### Data in this exercise:
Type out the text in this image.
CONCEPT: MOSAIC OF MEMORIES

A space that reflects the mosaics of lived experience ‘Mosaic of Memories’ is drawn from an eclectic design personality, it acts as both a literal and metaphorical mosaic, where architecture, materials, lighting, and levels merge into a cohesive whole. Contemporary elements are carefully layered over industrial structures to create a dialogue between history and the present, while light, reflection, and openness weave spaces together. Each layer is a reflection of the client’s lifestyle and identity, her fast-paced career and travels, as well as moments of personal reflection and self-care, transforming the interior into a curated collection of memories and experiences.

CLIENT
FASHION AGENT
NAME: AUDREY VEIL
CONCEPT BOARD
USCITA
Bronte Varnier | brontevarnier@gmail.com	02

==

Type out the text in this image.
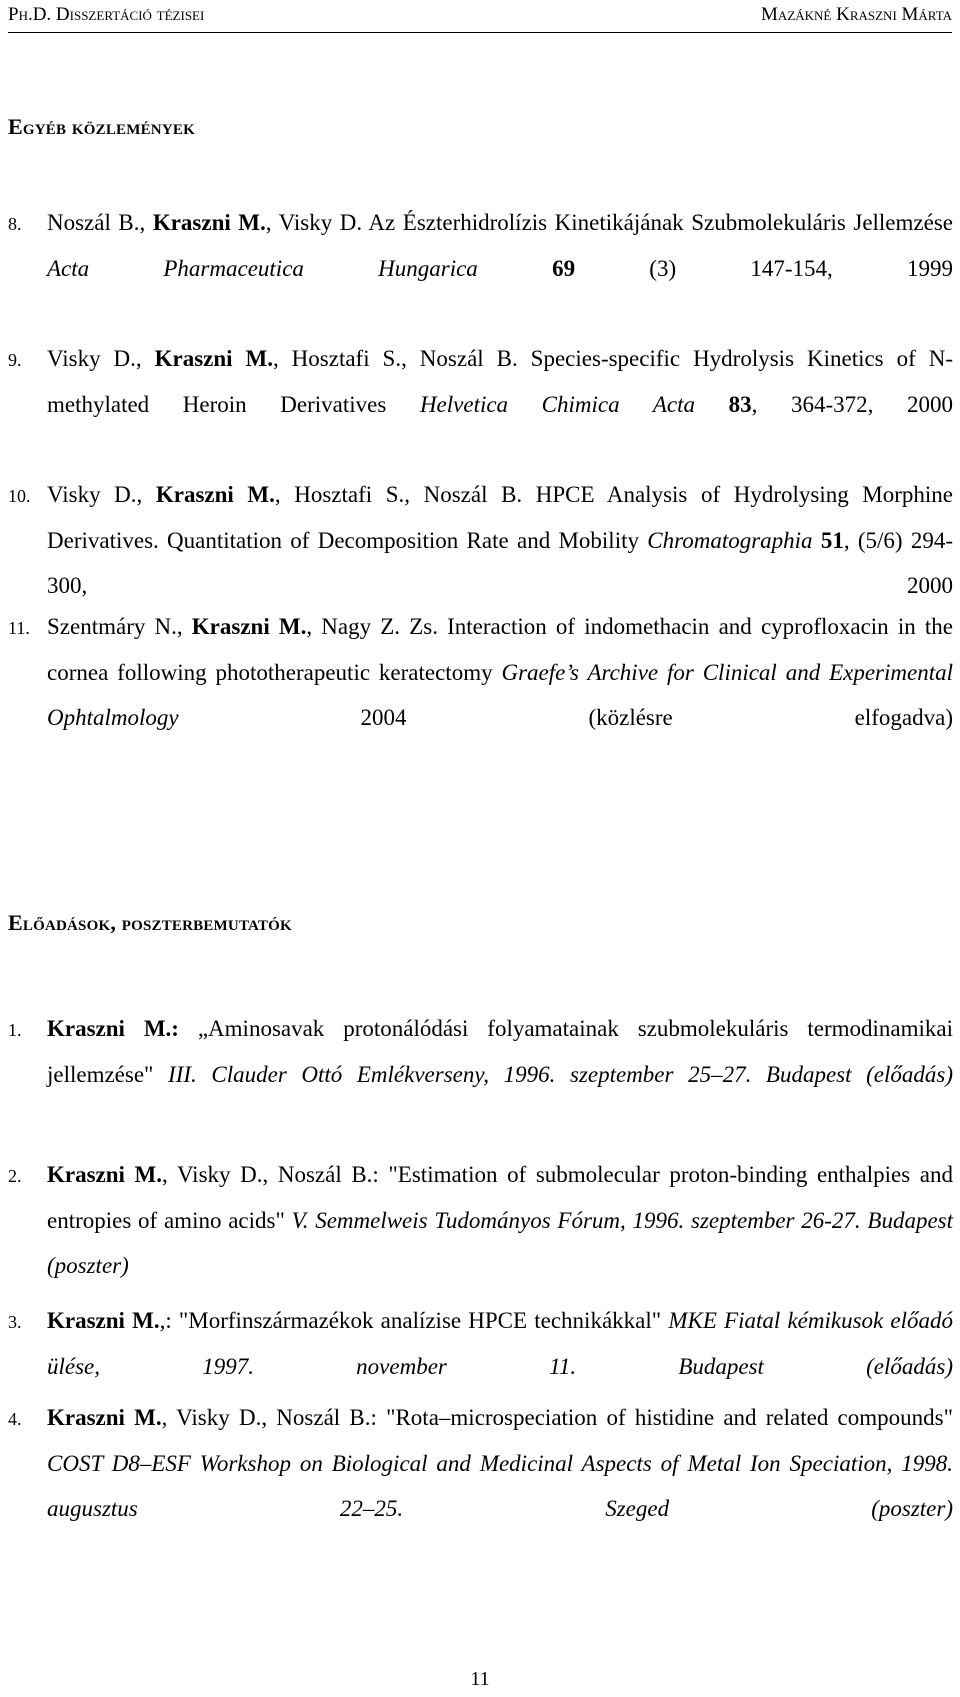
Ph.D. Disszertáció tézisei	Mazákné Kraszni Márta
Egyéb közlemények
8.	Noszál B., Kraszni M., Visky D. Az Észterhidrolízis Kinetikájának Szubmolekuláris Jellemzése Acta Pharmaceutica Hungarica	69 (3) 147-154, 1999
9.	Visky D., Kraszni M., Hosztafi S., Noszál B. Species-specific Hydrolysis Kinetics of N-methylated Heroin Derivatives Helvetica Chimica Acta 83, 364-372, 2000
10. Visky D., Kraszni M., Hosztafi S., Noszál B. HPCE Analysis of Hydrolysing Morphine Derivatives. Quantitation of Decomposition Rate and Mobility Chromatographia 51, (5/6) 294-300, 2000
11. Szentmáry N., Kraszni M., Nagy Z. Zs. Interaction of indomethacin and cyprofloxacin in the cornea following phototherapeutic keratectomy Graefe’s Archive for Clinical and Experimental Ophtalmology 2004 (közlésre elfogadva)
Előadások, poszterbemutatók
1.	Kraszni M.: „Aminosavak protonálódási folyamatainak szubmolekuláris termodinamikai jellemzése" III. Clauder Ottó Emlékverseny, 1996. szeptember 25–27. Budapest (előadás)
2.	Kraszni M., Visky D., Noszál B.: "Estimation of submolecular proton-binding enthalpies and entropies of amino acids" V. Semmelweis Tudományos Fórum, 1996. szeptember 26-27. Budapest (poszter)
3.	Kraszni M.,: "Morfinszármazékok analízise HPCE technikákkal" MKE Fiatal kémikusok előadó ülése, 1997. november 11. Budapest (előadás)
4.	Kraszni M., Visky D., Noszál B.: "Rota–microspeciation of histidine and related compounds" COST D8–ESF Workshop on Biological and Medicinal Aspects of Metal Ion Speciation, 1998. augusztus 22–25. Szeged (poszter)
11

### Exercise details:
Collect each line above holding the string "HPCE".

### Solution to this problem:
10. Visky D., Kraszni M., Hosztafi S., Noszál B. HPCE Analysis of Hydrolysing Morphine Derivatives. Quantitation of Decomposition Rate and Mobility Chromatographia 51, (5/6) 294-300, 2000
3.	Kraszni M.,: "Morfinszármazékok analízise HPCE technikákkal" MKE Fiatal kémikusok előadó ülése, 1997. november 11. Budapest (előadás)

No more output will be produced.